--- START OF Extracted entries ---

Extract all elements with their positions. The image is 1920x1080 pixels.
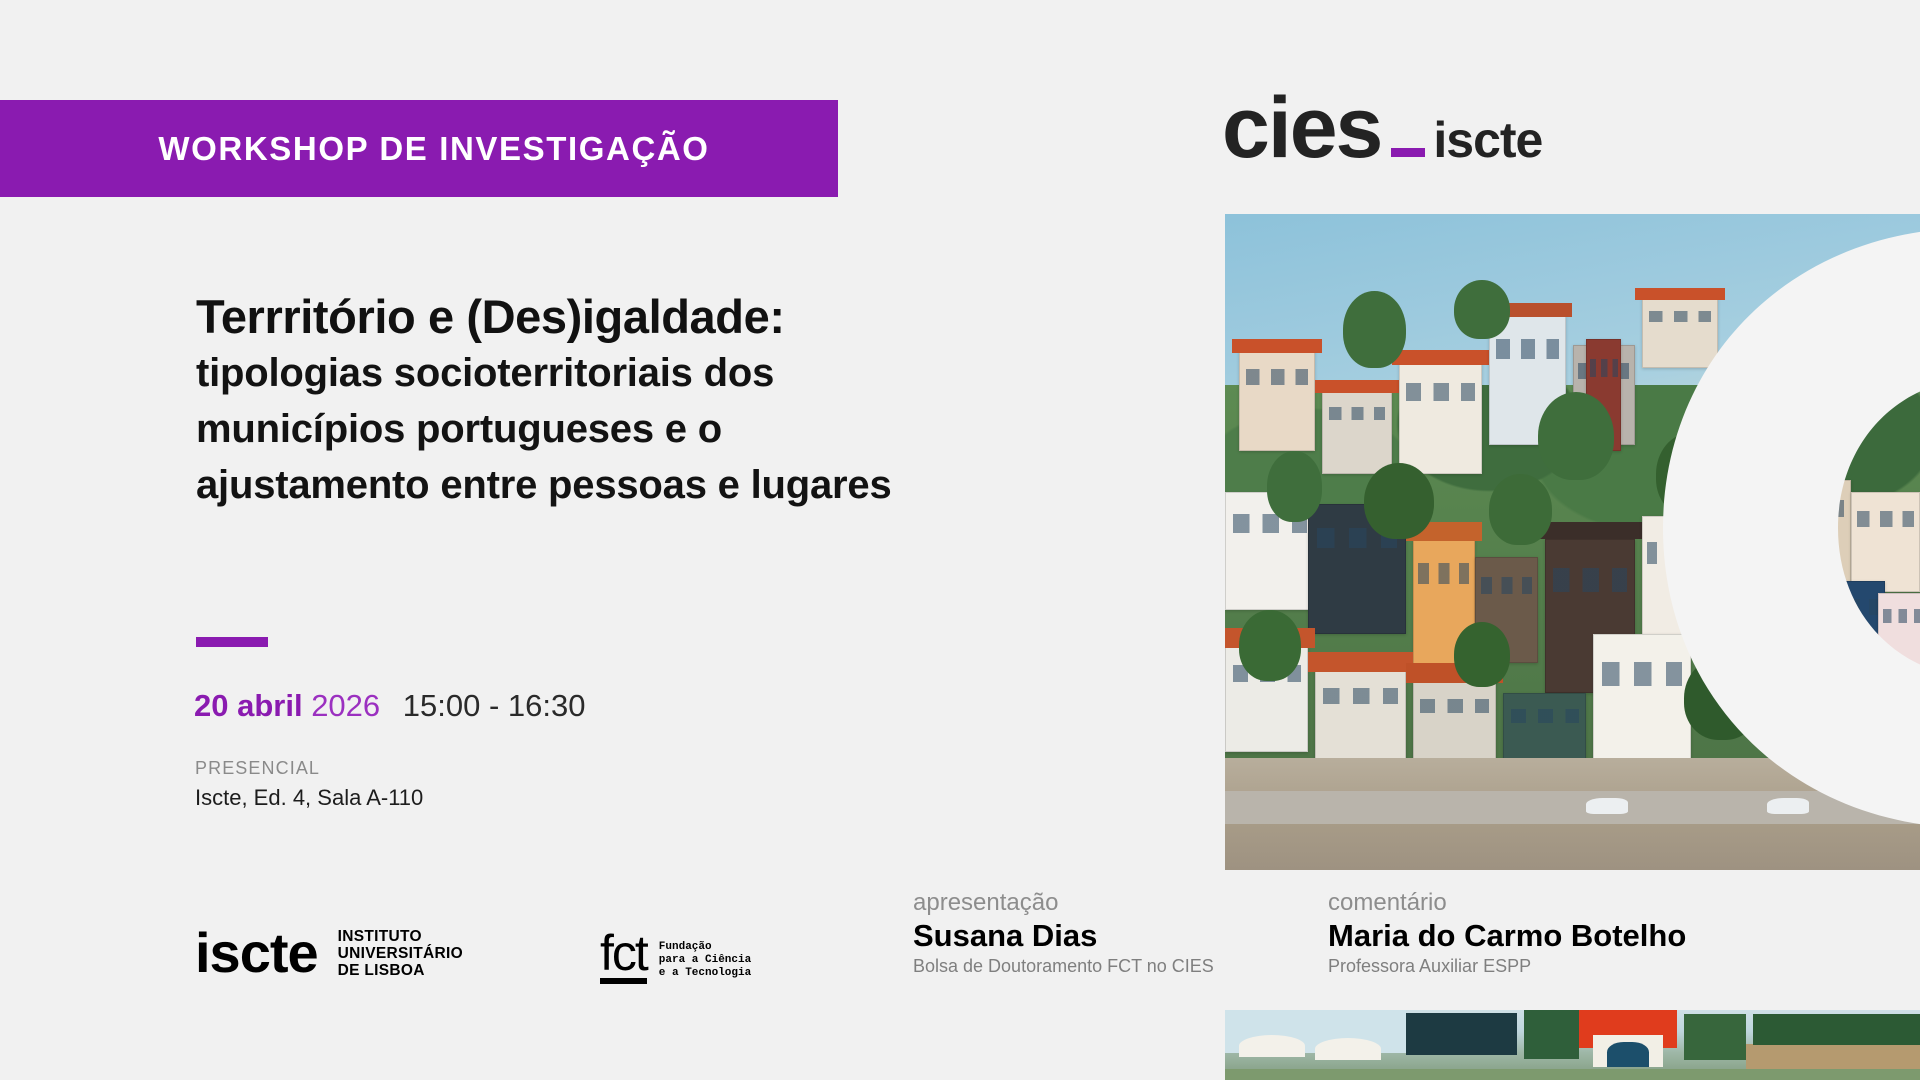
credit-presenter-affiliation: Bolsa de Doutoramento FCT no CIES bbox=[913, 955, 1214, 977]
cies-underscore-icon bbox=[1391, 148, 1425, 157]
fct-subtitle: Fundação para a Ciência e a Tecnologia bbox=[659, 941, 751, 980]
title-line-2: tipologias socioterritoriais dos bbox=[196, 345, 1096, 401]
credit-commenter: comentário Maria do Carmo Botelho Profes… bbox=[1328, 888, 1686, 977]
event-year: 2026 bbox=[311, 688, 380, 723]
fct-sub-line-1: Fundação bbox=[659, 941, 751, 954]
event-venue: Iscte, Ed. 4, Sala A-110 bbox=[195, 785, 423, 811]
cies-iscte-wordmark: iscte bbox=[1433, 115, 1542, 165]
event-datetime: 20 abril 2026 15:00 - 16:30 bbox=[194, 688, 585, 724]
event-time: 15:00 - 16:30 bbox=[389, 688, 586, 723]
photo-car bbox=[1586, 798, 1628, 814]
event-mode: PRESENCIAL bbox=[195, 758, 320, 779]
credit-commenter-name: Maria do Carmo Botelho bbox=[1328, 917, 1686, 955]
credit-presenter-role: apresentação bbox=[913, 888, 1214, 917]
iscte-sub-line-1: INSTITUTO bbox=[338, 928, 463, 945]
strip-scene bbox=[1225, 1010, 1920, 1080]
credit-commenter-affiliation: Professora Auxiliar ESPP bbox=[1328, 955, 1686, 977]
fct-logo: fct Fundação para a Ciência e a Tecnolog… bbox=[600, 930, 751, 984]
event-day: 20 abril bbox=[194, 688, 303, 723]
strip-photo bbox=[1225, 1010, 1920, 1080]
iscte-sub-line-3: DE LISBOA bbox=[338, 962, 463, 979]
fct-sub-line-3: e a Tecnologia bbox=[659, 967, 751, 980]
photo-street bbox=[1225, 791, 1920, 824]
workshop-banner-label: WORKSHOP DE INVESTIGAÇÃO bbox=[128, 130, 709, 168]
credit-presenter-name: Susana Dias bbox=[913, 917, 1214, 955]
credit-commenter-role: comentário bbox=[1328, 888, 1686, 917]
main-photo bbox=[1225, 214, 1920, 870]
iscte-sub-line-2: UNIVERSITÁRIO bbox=[338, 945, 463, 962]
title-line-3: municípios portugueses e o bbox=[196, 401, 1096, 457]
cies-wordmark: cies bbox=[1222, 85, 1381, 171]
iscte-wordmark: iscte bbox=[195, 925, 318, 981]
iscte-subtitle: INSTITUTO UNIVERSITÁRIO DE LISBOA bbox=[338, 928, 463, 979]
title-line-4: ajustamento entre pessoas e lugares bbox=[196, 457, 1096, 513]
fct-sub-line-2: para a Ciência bbox=[659, 954, 751, 967]
cies-iscte-logo: cies iscte bbox=[1222, 85, 1542, 171]
page-title: Terrritório e (Des)igaldade: tipologias … bbox=[196, 288, 1096, 513]
credit-presenter: apresentação Susana Dias Bolsa de Doutor… bbox=[913, 888, 1214, 977]
poster-canvas: WORKSHOP DE INVESTIGAÇÃO Terrritório e (… bbox=[0, 0, 1920, 1080]
iscte-logo: iscte INSTITUTO UNIVERSITÁRIO DE LISBOA bbox=[195, 925, 463, 981]
divider-rule bbox=[196, 637, 268, 647]
fct-wordmark: fct bbox=[600, 930, 647, 984]
photo-car bbox=[1767, 798, 1809, 814]
workshop-banner: WORKSHOP DE INVESTIGAÇÃO bbox=[0, 100, 838, 197]
title-line-1: Terrritório e (Des)igaldade: bbox=[196, 288, 1096, 345]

--- END OF Extracted entries ---

== Required work ==
Convert these data entries into a JSON list of strings with one string per line, omitting blank lines and leaving the pictures out of the answer.

== Expected answer ==
[
  "Extract all elements with their positions. The image is 1920x1080 pixels.",
  "credit-presenter-affiliation: Bolsa de Doutoramento FCT no CIES bbox=[913, 955, 1214, 977]",
  "cies-underscore-icon bbox=[1391, 148, 1425, 157]",
  "fct-subtitle: Fundação para a Ciência e a Tecnologia bbox=[659, 941, 751, 980]",
  "title-line-2: tipologias socioterritoriais dos bbox=[196, 345, 1096, 401]",
  "credit-commenter: comentário Maria do Carmo Botelho Profes… bbox=[1328, 888, 1686, 977]",
  "event-year: 2026 bbox=[311, 688, 380, 723]",
  "fct-sub-line-1: Fundação bbox=[659, 941, 751, 954]",
  "event-venue: Iscte, Ed. 4, Sala A-110 bbox=[195, 785, 423, 811]",
  "cies-iscte-wordmark: iscte bbox=[1433, 115, 1542, 165]",
  "event-datetime: 20 abril 2026 15:00 - 16:30 bbox=[194, 688, 585, 724]",
  "event-time: 15:00 - 16:30 bbox=[389, 688, 586, 723]",
  "photo-car bbox=[1586, 798, 1628, 814]",
  "event-mode: PRESENCIAL bbox=[195, 758, 320, 779]",
  "credit-commenter-name: Maria do Carmo Botelho bbox=[1328, 917, 1686, 955]",
  "credit-presenter-role: apresentação bbox=[913, 888, 1214, 917]",
  "iscte-sub-line-1: INSTITUTO bbox=[338, 928, 463, 945]",
  "strip-scene bbox=[1225, 1010, 1920, 1080]",
  "credit-commenter-affiliation: Professora Auxiliar ESPP bbox=[1328, 955, 1686, 977]",
  "fct-logo: fct Fundação para a Ciência e a Tecnolog… bbox=[600, 930, 751, 984]",
  "event-day: 20 abril bbox=[194, 688, 303, 723]",
  "strip-photo bbox=[1225, 1010, 1920, 1080]",
  "iscte-sub-line-3: DE LISBOA bbox=[338, 962, 463, 979]",
  "fct-sub-line-3: e a Tecnologia bbox=[659, 967, 751, 980]",
  "photo-street bbox=[1225, 791, 1920, 824]",
  "workshop-banner-label: WORKSHOP DE INVESTIGAÇÃO bbox=[128, 130, 709, 168]",
  "credit-presenter-name: Susana Dias bbox=[913, 917, 1214, 955]",
  "credit-commenter-role: comentário bbox=[1328, 888, 1686, 917]",
  "main-photo bbox=[1225, 214, 1920, 870]",
  "iscte-sub-line-2: UNIVERSITÁRIO bbox=[338, 945, 463, 962]",
  "title-line-3: municípios portugueses e o bbox=[196, 401, 1096, 457]",
  "cies-wordmark: cies bbox=[1222, 85, 1381, 171]",
  "iscte-wordmark: iscte bbox=[195, 925, 318, 981]",
  "iscte-subtitle: INSTITUTO UNIVERSITÁRIO DE LISBOA bbox=[338, 928, 463, 979]",
  "title-line-4: ajustamento entre pessoas e lugares bbox=[196, 457, 1096, 513]",
  "fct-sub-line-2: para a Ciência bbox=[659, 954, 751, 967]",
  "cies-iscte-logo: cies iscte bbox=[1222, 85, 1542, 171]",
  "page-title: Terrritório e (Des)igaldade: tipologias … bbox=[196, 288, 1096, 513]",
  "credit-presenter: apresentação Susana Dias Bolsa de Doutor… bbox=[913, 888, 1214, 977]",
  "poster-canvas: WORKSHOP DE INVESTIGAÇÃO Terrritório e (… bbox=[0, 0, 1920, 1080]",
  "iscte-logo: iscte INSTITUTO UNIVERSITÁRIO DE LISBOA bbox=[195, 925, 463, 981]",
  "divider-rule bbox=[196, 637, 268, 647]",
  "fct-wordmark: fct bbox=[600, 930, 647, 984]",
  "photo-car bbox=[1767, 798, 1809, 814]",
  "workshop-banner: WORKSHOP DE INVESTIGAÇÃO bbox=[0, 100, 838, 197]",
  "title-line-1: Terrritório e (Des)igaldade: bbox=[196, 288, 1096, 345]"
]